*GOAL OF THE EXERCISE:*
Across the entries below, count the lines in which the word "Broad" occurs. Reply with the count alone.

*RECORD SET:*
▽

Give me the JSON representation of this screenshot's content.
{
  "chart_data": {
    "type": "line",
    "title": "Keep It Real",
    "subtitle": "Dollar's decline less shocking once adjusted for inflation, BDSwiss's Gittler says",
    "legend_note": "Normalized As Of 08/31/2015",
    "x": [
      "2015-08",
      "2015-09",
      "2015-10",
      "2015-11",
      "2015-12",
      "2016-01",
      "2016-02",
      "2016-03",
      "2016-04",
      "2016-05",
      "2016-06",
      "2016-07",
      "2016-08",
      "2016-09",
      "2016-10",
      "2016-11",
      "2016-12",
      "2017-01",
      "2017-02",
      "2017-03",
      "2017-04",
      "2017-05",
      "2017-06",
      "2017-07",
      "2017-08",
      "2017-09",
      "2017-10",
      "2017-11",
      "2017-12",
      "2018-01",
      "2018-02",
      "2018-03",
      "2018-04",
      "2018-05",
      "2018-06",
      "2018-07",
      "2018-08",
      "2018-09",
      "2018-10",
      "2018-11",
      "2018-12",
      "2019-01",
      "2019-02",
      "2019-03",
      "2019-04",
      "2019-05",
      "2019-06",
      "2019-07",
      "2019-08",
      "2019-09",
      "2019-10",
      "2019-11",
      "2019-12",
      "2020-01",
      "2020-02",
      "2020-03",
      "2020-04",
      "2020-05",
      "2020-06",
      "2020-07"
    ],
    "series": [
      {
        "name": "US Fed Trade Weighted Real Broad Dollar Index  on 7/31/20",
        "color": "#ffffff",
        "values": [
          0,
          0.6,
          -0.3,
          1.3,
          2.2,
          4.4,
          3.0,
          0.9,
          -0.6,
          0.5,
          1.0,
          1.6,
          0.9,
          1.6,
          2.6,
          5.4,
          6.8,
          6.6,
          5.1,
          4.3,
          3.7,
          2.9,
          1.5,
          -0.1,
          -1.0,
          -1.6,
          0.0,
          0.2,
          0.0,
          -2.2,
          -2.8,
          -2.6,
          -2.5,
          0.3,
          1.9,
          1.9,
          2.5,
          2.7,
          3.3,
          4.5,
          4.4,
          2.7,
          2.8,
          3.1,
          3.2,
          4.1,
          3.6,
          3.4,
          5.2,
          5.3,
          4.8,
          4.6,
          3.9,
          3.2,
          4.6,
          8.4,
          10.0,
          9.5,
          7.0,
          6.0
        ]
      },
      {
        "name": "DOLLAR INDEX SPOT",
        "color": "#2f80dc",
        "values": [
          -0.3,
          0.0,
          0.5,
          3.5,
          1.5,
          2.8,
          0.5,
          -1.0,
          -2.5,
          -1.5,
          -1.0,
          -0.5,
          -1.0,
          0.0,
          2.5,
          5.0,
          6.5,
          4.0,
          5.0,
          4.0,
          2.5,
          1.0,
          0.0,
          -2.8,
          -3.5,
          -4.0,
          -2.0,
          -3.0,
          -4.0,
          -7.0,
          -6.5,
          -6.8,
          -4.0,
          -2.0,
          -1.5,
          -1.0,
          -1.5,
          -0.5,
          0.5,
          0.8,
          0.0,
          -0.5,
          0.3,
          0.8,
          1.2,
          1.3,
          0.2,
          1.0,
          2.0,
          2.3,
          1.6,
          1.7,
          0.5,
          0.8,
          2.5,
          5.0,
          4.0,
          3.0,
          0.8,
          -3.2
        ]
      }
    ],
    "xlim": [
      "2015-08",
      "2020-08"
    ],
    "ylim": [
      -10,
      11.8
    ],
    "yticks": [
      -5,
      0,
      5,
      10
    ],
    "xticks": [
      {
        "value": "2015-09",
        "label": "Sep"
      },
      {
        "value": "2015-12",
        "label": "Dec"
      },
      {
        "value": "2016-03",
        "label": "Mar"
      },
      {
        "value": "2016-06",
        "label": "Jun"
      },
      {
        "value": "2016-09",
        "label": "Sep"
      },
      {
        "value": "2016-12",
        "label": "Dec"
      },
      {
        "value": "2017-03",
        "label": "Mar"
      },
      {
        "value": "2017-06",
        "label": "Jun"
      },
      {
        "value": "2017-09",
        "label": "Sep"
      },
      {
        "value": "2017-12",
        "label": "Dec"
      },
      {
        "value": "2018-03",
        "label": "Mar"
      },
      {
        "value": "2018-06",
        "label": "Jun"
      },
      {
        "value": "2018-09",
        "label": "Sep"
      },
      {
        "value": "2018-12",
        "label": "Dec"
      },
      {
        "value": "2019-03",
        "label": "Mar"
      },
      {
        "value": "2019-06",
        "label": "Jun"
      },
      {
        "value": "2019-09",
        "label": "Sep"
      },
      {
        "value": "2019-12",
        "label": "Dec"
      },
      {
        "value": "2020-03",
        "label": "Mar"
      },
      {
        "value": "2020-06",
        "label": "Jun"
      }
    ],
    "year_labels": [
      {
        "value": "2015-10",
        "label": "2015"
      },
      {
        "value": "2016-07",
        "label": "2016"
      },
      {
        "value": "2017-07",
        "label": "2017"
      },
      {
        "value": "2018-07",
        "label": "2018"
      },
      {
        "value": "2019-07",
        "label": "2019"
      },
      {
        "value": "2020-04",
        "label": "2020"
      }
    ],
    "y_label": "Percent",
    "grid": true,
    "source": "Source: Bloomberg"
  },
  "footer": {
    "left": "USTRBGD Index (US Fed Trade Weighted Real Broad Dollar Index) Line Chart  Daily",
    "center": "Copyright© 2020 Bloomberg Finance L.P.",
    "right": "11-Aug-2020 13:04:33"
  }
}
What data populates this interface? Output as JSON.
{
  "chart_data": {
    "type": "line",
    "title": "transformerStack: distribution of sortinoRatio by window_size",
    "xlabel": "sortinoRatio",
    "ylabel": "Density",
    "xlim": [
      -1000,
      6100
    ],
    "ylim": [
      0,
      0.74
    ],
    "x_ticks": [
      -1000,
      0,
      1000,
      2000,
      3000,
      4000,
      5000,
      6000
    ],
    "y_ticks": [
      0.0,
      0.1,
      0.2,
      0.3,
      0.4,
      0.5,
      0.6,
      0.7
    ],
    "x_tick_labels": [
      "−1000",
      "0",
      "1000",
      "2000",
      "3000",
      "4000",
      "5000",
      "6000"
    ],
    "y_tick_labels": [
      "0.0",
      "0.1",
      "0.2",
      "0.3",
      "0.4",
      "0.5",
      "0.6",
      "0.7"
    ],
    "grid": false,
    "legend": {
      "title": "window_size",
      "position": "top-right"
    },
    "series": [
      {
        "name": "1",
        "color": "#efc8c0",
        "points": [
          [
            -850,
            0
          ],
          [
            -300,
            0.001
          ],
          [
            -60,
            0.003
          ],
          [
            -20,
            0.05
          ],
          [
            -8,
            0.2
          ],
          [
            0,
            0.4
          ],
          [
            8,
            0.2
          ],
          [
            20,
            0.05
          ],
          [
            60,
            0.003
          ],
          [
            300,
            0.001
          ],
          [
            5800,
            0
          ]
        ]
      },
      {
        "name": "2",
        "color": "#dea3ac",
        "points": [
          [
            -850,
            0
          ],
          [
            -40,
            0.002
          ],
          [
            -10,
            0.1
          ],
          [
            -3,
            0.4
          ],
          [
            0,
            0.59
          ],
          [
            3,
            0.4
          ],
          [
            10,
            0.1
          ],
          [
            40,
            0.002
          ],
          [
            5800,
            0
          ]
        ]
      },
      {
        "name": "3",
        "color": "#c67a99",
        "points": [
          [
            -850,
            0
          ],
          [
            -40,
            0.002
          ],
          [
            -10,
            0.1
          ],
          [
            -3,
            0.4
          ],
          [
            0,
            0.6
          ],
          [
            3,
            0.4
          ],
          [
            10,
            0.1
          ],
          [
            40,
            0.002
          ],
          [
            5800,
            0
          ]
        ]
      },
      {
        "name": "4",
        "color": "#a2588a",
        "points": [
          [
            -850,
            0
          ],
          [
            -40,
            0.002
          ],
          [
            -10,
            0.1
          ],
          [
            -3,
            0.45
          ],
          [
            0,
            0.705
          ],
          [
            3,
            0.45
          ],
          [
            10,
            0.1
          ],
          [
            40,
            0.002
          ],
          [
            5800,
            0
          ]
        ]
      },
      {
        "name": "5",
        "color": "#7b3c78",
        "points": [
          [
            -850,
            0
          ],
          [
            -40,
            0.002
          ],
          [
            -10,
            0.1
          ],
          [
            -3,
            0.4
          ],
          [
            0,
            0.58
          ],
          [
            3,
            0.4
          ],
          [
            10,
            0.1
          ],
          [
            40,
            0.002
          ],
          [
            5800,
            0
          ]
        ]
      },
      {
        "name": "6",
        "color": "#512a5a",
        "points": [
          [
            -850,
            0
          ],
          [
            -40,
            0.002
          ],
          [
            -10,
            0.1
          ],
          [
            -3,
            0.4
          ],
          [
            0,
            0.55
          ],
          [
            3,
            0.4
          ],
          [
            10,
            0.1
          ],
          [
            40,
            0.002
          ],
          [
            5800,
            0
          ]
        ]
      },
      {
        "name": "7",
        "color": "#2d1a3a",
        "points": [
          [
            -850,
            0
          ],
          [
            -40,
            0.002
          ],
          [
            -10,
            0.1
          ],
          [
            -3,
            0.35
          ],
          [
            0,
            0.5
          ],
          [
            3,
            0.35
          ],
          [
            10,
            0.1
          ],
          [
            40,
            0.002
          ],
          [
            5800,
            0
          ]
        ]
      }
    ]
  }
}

△

*WORKED SOLUTION:*
2